#### DATASET ENTRIES:
►

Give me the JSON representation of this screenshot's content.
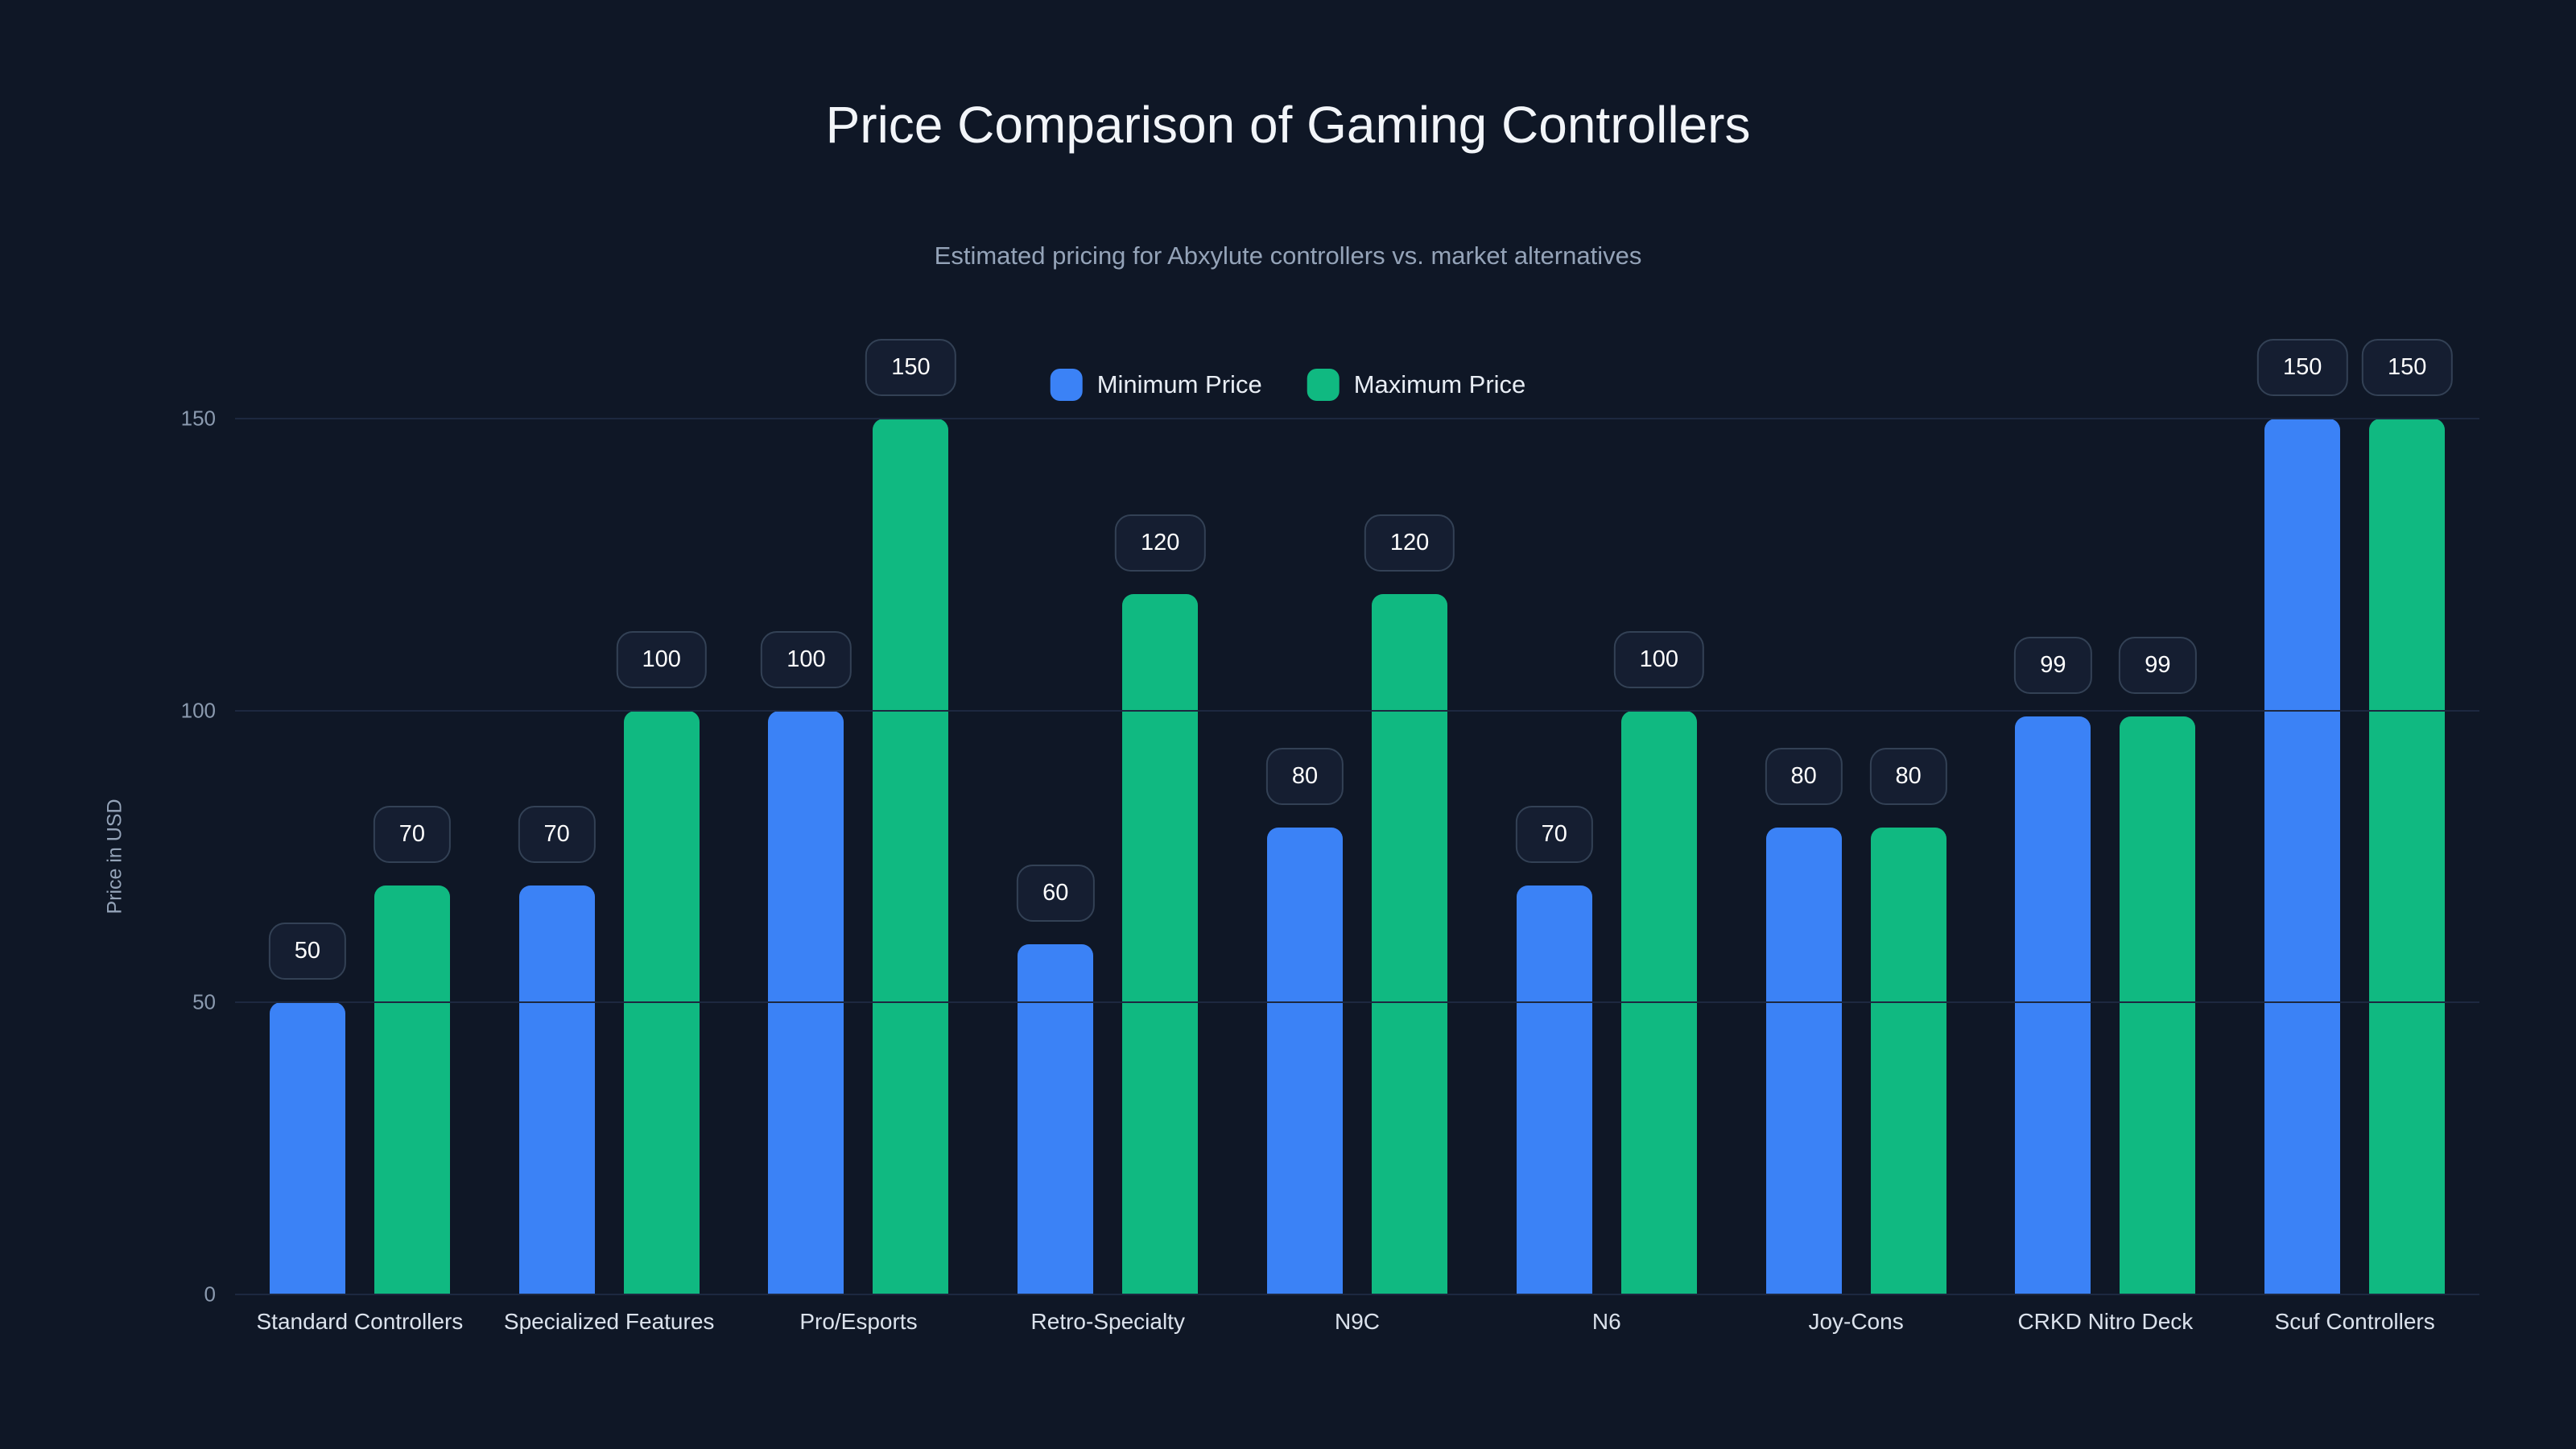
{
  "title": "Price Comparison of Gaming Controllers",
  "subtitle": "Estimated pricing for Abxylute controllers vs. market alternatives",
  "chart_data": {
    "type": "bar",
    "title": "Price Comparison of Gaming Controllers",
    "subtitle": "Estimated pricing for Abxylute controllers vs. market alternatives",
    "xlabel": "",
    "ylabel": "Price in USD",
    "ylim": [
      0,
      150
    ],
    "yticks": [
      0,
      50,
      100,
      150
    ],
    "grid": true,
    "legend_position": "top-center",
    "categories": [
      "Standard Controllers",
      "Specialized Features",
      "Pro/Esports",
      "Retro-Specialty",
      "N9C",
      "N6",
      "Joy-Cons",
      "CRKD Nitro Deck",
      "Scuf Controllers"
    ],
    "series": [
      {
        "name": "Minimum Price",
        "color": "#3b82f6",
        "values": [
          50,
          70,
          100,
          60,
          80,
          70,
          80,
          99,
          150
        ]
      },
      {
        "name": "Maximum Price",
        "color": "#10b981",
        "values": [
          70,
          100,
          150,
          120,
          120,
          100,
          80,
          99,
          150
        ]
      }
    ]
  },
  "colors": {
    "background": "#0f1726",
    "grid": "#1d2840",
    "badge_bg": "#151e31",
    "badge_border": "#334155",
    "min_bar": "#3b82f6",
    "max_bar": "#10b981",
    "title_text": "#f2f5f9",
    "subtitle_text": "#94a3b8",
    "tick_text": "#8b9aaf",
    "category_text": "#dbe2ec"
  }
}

◄

#### SHORT PROBLEM:
Repeat all of the entries word for word, but omit the pictures.

#### THE SOLUTION:
Give me the JSON representation of this screenshot's content.
{
  "title": "Price Comparison of Gaming Controllers",
  "subtitle": "Estimated pricing for Abxylute controllers vs. market alternatives",
  "chart_data": {
    "type": "bar",
    "title": "Price Comparison of Gaming Controllers",
    "subtitle": "Estimated pricing for Abxylute controllers vs. market alternatives",
    "xlabel": "",
    "ylabel": "Price in USD",
    "ylim": [
      0,
      150
    ],
    "yticks": [
      0,
      50,
      100,
      150
    ],
    "grid": true,
    "legend_position": "top-center",
    "categories": [
      "Standard Controllers",
      "Specialized Features",
      "Pro/Esports",
      "Retro-Specialty",
      "N9C",
      "N6",
      "Joy-Cons",
      "CRKD Nitro Deck",
      "Scuf Controllers"
    ],
    "series": [
      {
        "name": "Minimum Price",
        "color": "#3b82f6",
        "values": [
          50,
          70,
          100,
          60,
          80,
          70,
          80,
          99,
          150
        ]
      },
      {
        "name": "Maximum Price",
        "color": "#10b981",
        "values": [
          70,
          100,
          150,
          120,
          120,
          100,
          80,
          99,
          150
        ]
      }
    ]
  },
  "colors": {
    "background": "#0f1726",
    "grid": "#1d2840",
    "badge_bg": "#151e31",
    "badge_border": "#334155",
    "min_bar": "#3b82f6",
    "max_bar": "#10b981",
    "title_text": "#f2f5f9",
    "subtitle_text": "#94a3b8",
    "tick_text": "#8b9aaf",
    "category_text": "#dbe2ec"
  }
}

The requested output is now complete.